- EXERCISE AIM
Locate each line in the records containing "Configuration". Copy it.

- GIVEN INFORMATION
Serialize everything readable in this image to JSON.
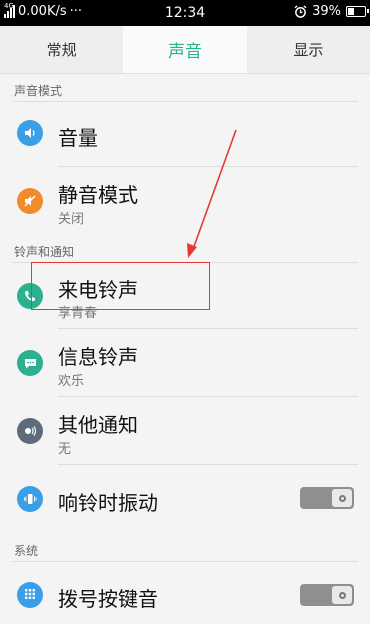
{
  "status_bar": {
    "network_label": "4G",
    "speed": "0.00K/s",
    "dots": "···",
    "time": "12:34",
    "battery": "39%",
    "battery_level": 0.39
  },
  "tabs": [
    {
      "label": "常规",
      "active": false
    },
    {
      "label": "声音",
      "active": true
    },
    {
      "label": "显示",
      "active": false
    }
  ],
  "sections": {
    "sound_mode": "声音模式",
    "ringtones": "铃声和通知",
    "system": "系统"
  },
  "items": {
    "volume": {
      "title": "音量"
    },
    "silent_mode": {
      "title": "静音模式",
      "value": "关闭"
    },
    "incoming_ringtone": {
      "title": "来电铃声",
      "value": "享青春"
    },
    "message_ringtone": {
      "title": "信息铃声",
      "value": "欢乐"
    },
    "other_notifications": {
      "title": "其他通知",
      "value": "无"
    },
    "vibrate_on_ring": {
      "title": "响铃时振动",
      "enabled": false
    },
    "dial_keypad_tone": {
      "title": "拨号按键音",
      "enabled": false
    }
  },
  "colors": {
    "accent": "#2bb18f",
    "volume_icon": "#3a9ee8",
    "silent_icon": "#f08c2a",
    "ringtone_icon": "#2bb18f",
    "message_icon": "#2bb18f",
    "notify_icon": "#5d6b7a",
    "vibrate_icon": "#3a9ee8",
    "dial_icon": "#3a9ee8",
    "annotation": "#e53935"
  }
}
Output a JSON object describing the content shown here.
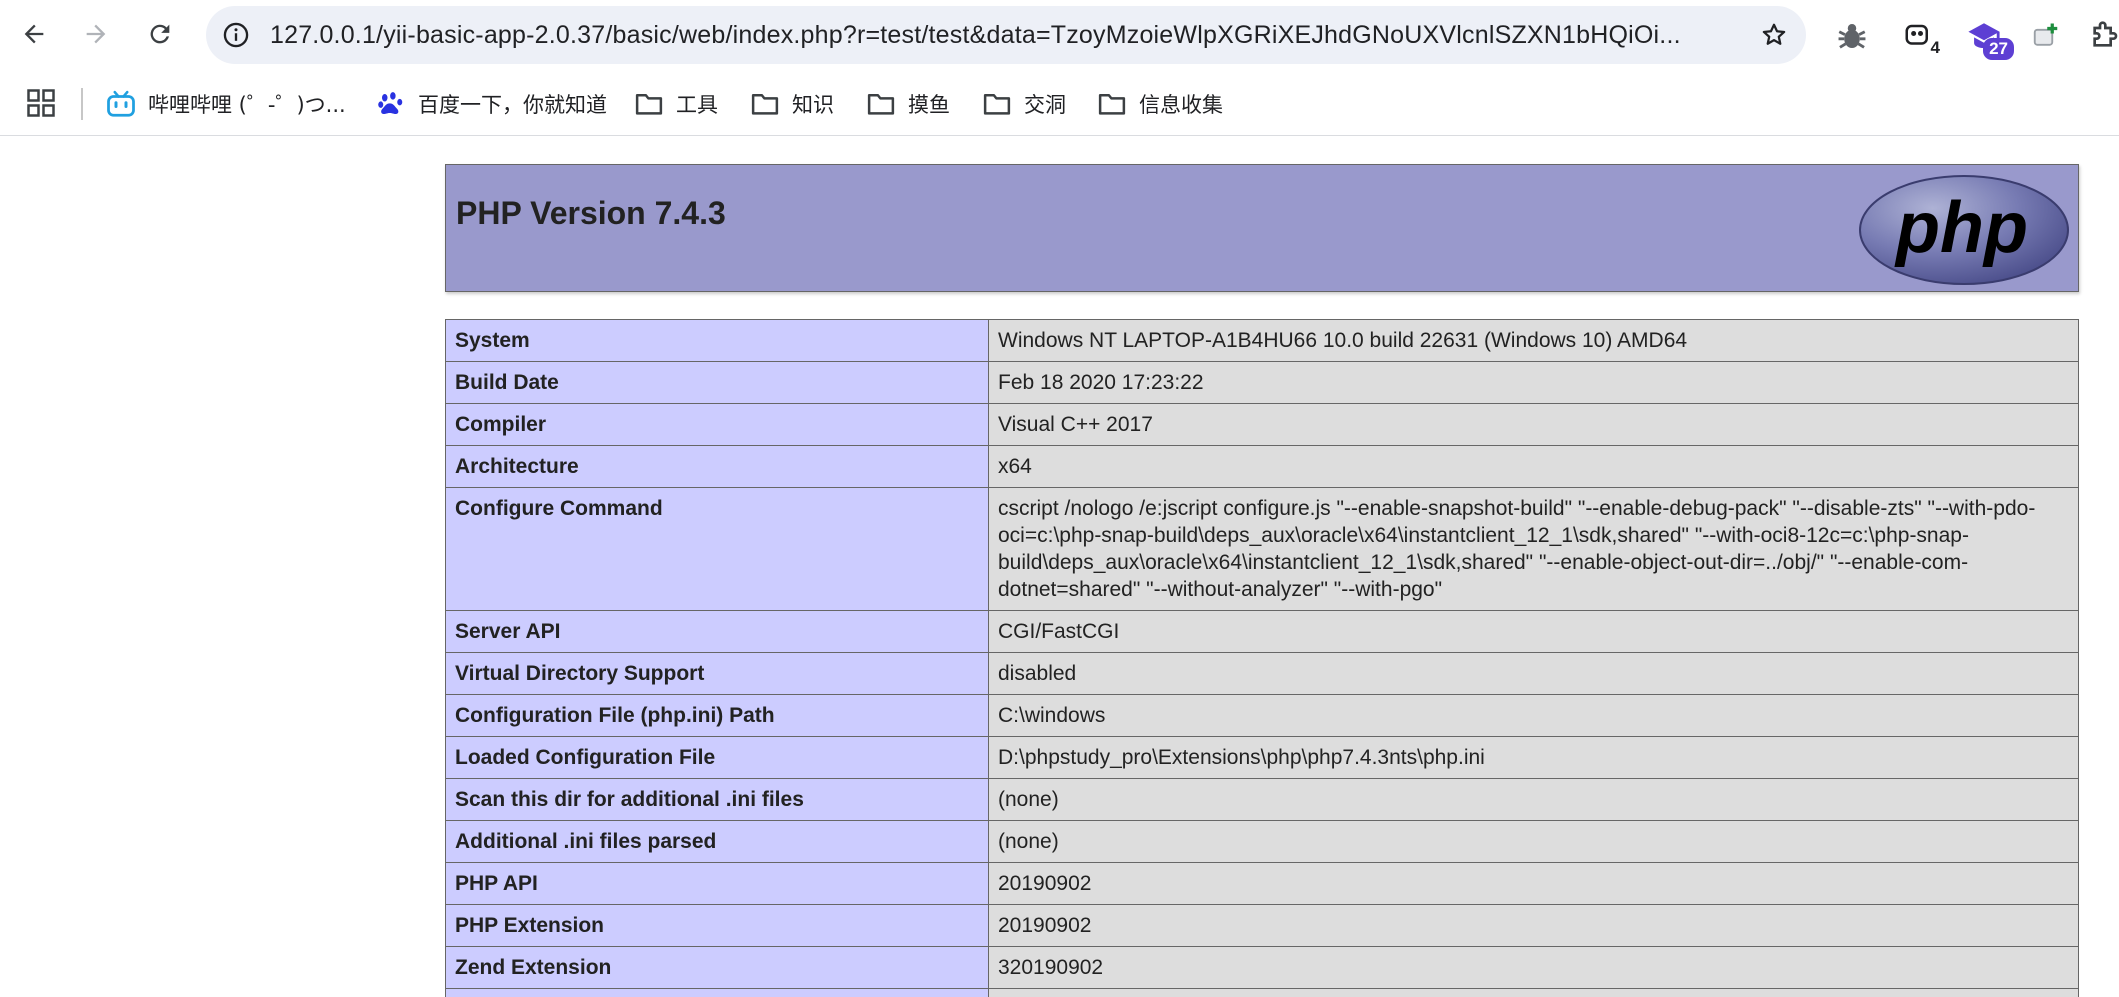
{
  "browser": {
    "url": "127.0.0.1/yii-basic-app-2.0.37/basic/web/index.php?r=test/test&data=TzoyMzoieWlpXGRiXEJhdGNoUXVlcnlSZXN1bHQiOi...",
    "extensions": [
      {
        "icon": "bug-icon",
        "badge": ""
      },
      {
        "icon": "panda-extension-icon",
        "badge": "4"
      },
      {
        "icon": "graduation-cap-icon",
        "badge": "27"
      },
      {
        "icon": "add-extension-icon",
        "badge": ""
      },
      {
        "icon": "puzzle-icon",
        "badge": ""
      }
    ],
    "accent_color": "#5d3fd3"
  },
  "bookmarks": [
    {
      "label": "哔哩哔哩 (゜-゜)つ...",
      "icon": "bilibili-icon"
    },
    {
      "label": "百度一下，你就知道",
      "icon": "baidu-paw-icon"
    },
    {
      "label": "工具",
      "icon": "folder-icon"
    },
    {
      "label": "知识",
      "icon": "folder-icon"
    },
    {
      "label": "摸鱼",
      "icon": "folder-icon"
    },
    {
      "label": "交洞",
      "icon": "folder-icon"
    },
    {
      "label": "信息收集",
      "icon": "folder-icon"
    }
  ],
  "phpinfo": {
    "title": "PHP Version 7.4.3",
    "logo_text": "php",
    "header_color": "#9999cc",
    "key_color": "#ccccff",
    "value_color": "#dddddd",
    "rows": [
      {
        "key": "System",
        "value": "Windows NT LAPTOP-A1B4HU66 10.0 build 22631 (Windows 10) AMD64"
      },
      {
        "key": "Build Date",
        "value": "Feb 18 2020 17:23:22"
      },
      {
        "key": "Compiler",
        "value": "Visual C++ 2017"
      },
      {
        "key": "Architecture",
        "value": "x64"
      },
      {
        "key": "Configure Command",
        "value": "cscript /nologo /e:jscript configure.js \"--enable-snapshot-build\" \"--enable-debug-pack\" \"--disable-zts\" \"--with-pdo-oci=c:\\php-snap-build\\deps_aux\\oracle\\x64\\instantclient_12_1\\sdk,shared\" \"--with-oci8-12c=c:\\php-snap-build\\deps_aux\\oracle\\x64\\instantclient_12_1\\sdk,shared\" \"--enable-object-out-dir=../obj/\" \"--enable-com-dotnet=shared\" \"--without-analyzer\" \"--with-pgo\""
      },
      {
        "key": "Server API",
        "value": "CGI/FastCGI"
      },
      {
        "key": "Virtual Directory Support",
        "value": "disabled"
      },
      {
        "key": "Configuration File (php.ini) Path",
        "value": "C:\\windows"
      },
      {
        "key": "Loaded Configuration File",
        "value": "D:\\phpstudy_pro\\Extensions\\php\\php7.4.3nts\\php.ini"
      },
      {
        "key": "Scan this dir for additional .ini files",
        "value": "(none)"
      },
      {
        "key": "Additional .ini files parsed",
        "value": "(none)"
      },
      {
        "key": "PHP API",
        "value": "20190902"
      },
      {
        "key": "PHP Extension",
        "value": "20190902"
      },
      {
        "key": "Zend Extension",
        "value": "320190902"
      },
      {
        "key": "",
        "value": ""
      }
    ]
  }
}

- ANSWER TO THE TASK
        "key": "Configuration File (php.ini) Path",
        "key": "Loaded Configuration File",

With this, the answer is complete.